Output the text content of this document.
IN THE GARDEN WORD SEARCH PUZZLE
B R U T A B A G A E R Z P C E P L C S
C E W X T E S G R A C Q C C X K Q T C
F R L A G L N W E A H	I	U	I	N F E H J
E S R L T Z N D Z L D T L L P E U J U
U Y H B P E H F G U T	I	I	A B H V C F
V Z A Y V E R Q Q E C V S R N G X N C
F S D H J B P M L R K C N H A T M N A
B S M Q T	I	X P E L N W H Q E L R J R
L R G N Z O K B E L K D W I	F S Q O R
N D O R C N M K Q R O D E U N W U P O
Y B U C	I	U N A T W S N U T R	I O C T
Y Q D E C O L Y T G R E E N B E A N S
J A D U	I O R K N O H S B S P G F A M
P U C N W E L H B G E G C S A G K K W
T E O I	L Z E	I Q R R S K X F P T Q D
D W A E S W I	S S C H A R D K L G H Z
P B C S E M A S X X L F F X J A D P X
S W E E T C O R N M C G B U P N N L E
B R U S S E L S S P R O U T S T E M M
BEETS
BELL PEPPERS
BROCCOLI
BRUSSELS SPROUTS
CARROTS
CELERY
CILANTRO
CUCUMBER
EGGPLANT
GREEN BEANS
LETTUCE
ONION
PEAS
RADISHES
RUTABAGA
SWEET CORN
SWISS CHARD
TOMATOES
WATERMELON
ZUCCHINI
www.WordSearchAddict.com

^^^^^^^^

Written task: Make an exact copy of every entry.

Completed exercise:
Output the text content of this document.
IN THE GARDEN WORD SEARCH PUZZLE
B R U T A B A G A E R Z P C E P L C S
C E W X T E S G R A C Q C C X K Q T C
F R L A G L N W E A H	I	U	I	N F E H J
E S R L T Z N D Z L D T L L P E U J U
U Y H B P E H F G U T	I	I	A B H V C F
V Z A Y V E R Q Q E C V S R N G X N C
F S D H J B P M L R K C N H A T M N A
B S M Q T	I	X P E L N W H Q E L R J R
L R G N Z O K B E L K D W I	F S Q O R
N D O R C N M K Q R O D E U N W U P O
Y B U C	I	U N A T W S N U T R	I O C T
Y Q D E C O L Y T G R E E N B E A N S
J A D U	I O R K N O H S B S P G F A M
P U C N W E L H B G E G C S A G K K W
T E O I	L Z E	I Q R R S K X F P T Q D
D W A E S W I	S S C H A R D K L G H Z
P B C S E M A S X X L F F X J A D P X
S W E E T C O R N M C G B U P N N L E
B R U S S E L S S P R O U T S T E M M
BEETS
BELL PEPPERS
BROCCOLI
BRUSSELS SPROUTS
CARROTS
CELERY
CILANTRO
CUCUMBER
EGGPLANT
GREEN BEANS
LETTUCE
ONION
PEAS
RADISHES
RUTABAGA
SWEET CORN
SWISS CHARD
TOMATOES
WATERMELON
ZUCCHINI
www.WordSearchAddict.com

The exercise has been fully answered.